→ **REQUIRED WORK**
Retype the data below without altering anything.

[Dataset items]
------------

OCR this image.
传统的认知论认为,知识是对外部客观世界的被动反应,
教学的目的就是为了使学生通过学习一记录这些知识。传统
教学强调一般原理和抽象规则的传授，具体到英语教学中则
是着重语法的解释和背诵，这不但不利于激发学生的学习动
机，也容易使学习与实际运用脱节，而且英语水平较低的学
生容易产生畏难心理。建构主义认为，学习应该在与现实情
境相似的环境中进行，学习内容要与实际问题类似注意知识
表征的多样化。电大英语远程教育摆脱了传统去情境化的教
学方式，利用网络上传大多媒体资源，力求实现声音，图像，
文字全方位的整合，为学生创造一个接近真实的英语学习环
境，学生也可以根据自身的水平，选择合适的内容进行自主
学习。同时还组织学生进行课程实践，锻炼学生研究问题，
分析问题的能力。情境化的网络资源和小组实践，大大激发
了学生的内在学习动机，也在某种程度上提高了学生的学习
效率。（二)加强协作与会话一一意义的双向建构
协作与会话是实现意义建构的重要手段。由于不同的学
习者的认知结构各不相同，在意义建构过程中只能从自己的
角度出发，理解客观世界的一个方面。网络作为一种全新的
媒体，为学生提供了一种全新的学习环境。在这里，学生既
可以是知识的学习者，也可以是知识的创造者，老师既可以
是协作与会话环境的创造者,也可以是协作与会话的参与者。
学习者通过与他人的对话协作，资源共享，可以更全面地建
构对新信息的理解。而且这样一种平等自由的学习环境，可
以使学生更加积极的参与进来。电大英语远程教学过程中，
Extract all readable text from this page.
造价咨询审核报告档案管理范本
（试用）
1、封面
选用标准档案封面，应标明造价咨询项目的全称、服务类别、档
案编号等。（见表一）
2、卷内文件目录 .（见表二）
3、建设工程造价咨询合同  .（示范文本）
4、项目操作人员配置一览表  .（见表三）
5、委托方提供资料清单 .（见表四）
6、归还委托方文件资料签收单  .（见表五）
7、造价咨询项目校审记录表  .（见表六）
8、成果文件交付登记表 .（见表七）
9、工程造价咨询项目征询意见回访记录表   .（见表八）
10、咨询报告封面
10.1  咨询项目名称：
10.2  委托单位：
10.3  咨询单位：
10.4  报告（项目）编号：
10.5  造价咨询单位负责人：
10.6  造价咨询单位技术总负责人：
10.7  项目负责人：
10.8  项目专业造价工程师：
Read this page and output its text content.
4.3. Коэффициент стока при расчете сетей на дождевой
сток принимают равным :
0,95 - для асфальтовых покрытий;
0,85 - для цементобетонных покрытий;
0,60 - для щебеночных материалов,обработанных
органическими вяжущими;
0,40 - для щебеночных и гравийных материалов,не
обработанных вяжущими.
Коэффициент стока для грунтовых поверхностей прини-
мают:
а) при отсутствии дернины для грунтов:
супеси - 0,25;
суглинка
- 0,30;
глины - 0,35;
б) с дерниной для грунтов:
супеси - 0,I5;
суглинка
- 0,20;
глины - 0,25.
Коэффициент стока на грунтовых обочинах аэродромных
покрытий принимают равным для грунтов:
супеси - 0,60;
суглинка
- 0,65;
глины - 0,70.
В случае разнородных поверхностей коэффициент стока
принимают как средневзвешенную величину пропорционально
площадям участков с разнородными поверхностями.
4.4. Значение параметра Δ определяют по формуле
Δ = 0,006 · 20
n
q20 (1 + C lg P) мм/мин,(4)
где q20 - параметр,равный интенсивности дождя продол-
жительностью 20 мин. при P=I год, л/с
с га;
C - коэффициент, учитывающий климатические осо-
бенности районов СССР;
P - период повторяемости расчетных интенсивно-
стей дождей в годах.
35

------------

→ **REPLY TO THE EXERCISE**
OCR this image.
传统的认知论认为,知识是对外部客观世界的被动反应,
教学的目的就是为了使学生通过学习一记录这些知识。传统
教学强调一般原理和抽象规则的传授，具体到英语教学中则
是着重语法的解释和背诵，这不但不利于激发学生的学习动
机，也容易使学习与实际运用脱节，而且英语水平较低的学
生容易产生畏难心理。建构主义认为，学习应该在与现实情
境相似的环境中进行，学习内容要与实际问题类似注意知识
表征的多样化。电大英语远程教育摆脱了传统去情境化的教
学方式，利用网络上传大多媒体资源，力求实现声音，图像，
文字全方位的整合，为学生创造一个接近真实的英语学习环
境，学生也可以根据自身的水平，选择合适的内容进行自主
学习。同时还组织学生进行课程实践，锻炼学生研究问题，
分析问题的能力。情境化的网络资源和小组实践，大大激发
了学生的内在学习动机，也在某种程度上提高了学生的学习
效率。（二)加强协作与会话一一意义的双向建构
协作与会话是实现意义建构的重要手段。由于不同的学
习者的认知结构各不相同，在意义建构过程中只能从自己的
角度出发，理解客观世界的一个方面。网络作为一种全新的
媒体，为学生提供了一种全新的学习环境。在这里，学生既
可以是知识的学习者，也可以是知识的创造者，老师既可以
是协作与会话环境的创造者,也可以是协作与会话的参与者。
学习者通过与他人的对话协作，资源共享，可以更全面地建
构对新信息的理解。而且这样一种平等自由的学习环境，可
以使学生更加积极的参与进来。电大英语远程教学过程中，
Extract all readable text from this page.
造价咨询审核报告档案管理范本
（试用）
1、封面
选用标准档案封面，应标明造价咨询项目的全称、服务类别、档
案编号等。（见表一）
2、卷内文件目录 .（见表二）
3、建设工程造价咨询合同  .（示范文本）
4、项目操作人员配置一览表  .（见表三）
5、委托方提供资料清单 .（见表四）
6、归还委托方文件资料签收单  .（见表五）
7、造价咨询项目校审记录表  .（见表六）
8、成果文件交付登记表 .（见表七）
9、工程造价咨询项目征询意见回访记录表   .（见表八）
10、咨询报告封面
10.1  咨询项目名称：
10.2  委托单位：
10.3  咨询单位：
10.4  报告（项目）编号：
10.5  造价咨询单位负责人：
10.6  造价咨询单位技术总负责人：
10.7  项目负责人：
10.8  项目专业造价工程师：
Read this page and output its text content.
4.3. Коэффициент стока при расчете сетей на дождевой
сток принимают равным :
0,95 - для асфальтовых покрытий;
0,85 - для цементобетонных покрытий;
0,60 - для щебеночных материалов,обработанных
органическими вяжущими;
0,40 - для щебеночных и гравийных материалов,не
обработанных вяжущими.
Коэффициент стока для грунтовых поверхностей прини-
мают:
а) при отсутствии дернины для грунтов:
супеси - 0,25;
суглинка
- 0,30;
глины - 0,35;
б) с дерниной для грунтов:
супеси - 0,I5;
суглинка
- 0,20;
глины - 0,25.
Коэффициент стока на грунтовых обочинах аэродромных
покрытий принимают равным для грунтов:
супеси - 0,60;
суглинка
- 0,65;
глины - 0,70.
В случае разнородных поверхностей коэффициент стока
принимают как средневзвешенную величину пропорционально
площадям участков с разнородными поверхностями.
4.4. Значение параметра Δ определяют по формуле
Δ = 0,006 · 20
n
q20 (1 + C lg P) мм/мин,(4)
где q20 - параметр,равный интенсивности дождя продол-
жительностью 20 мин. при P=I год, л/с
с га;
C - коэффициент, учитывающий климатические осо-
бенности районов СССР;
P - период повторяемости расчетных интенсивно-
стей дождей в годах.
35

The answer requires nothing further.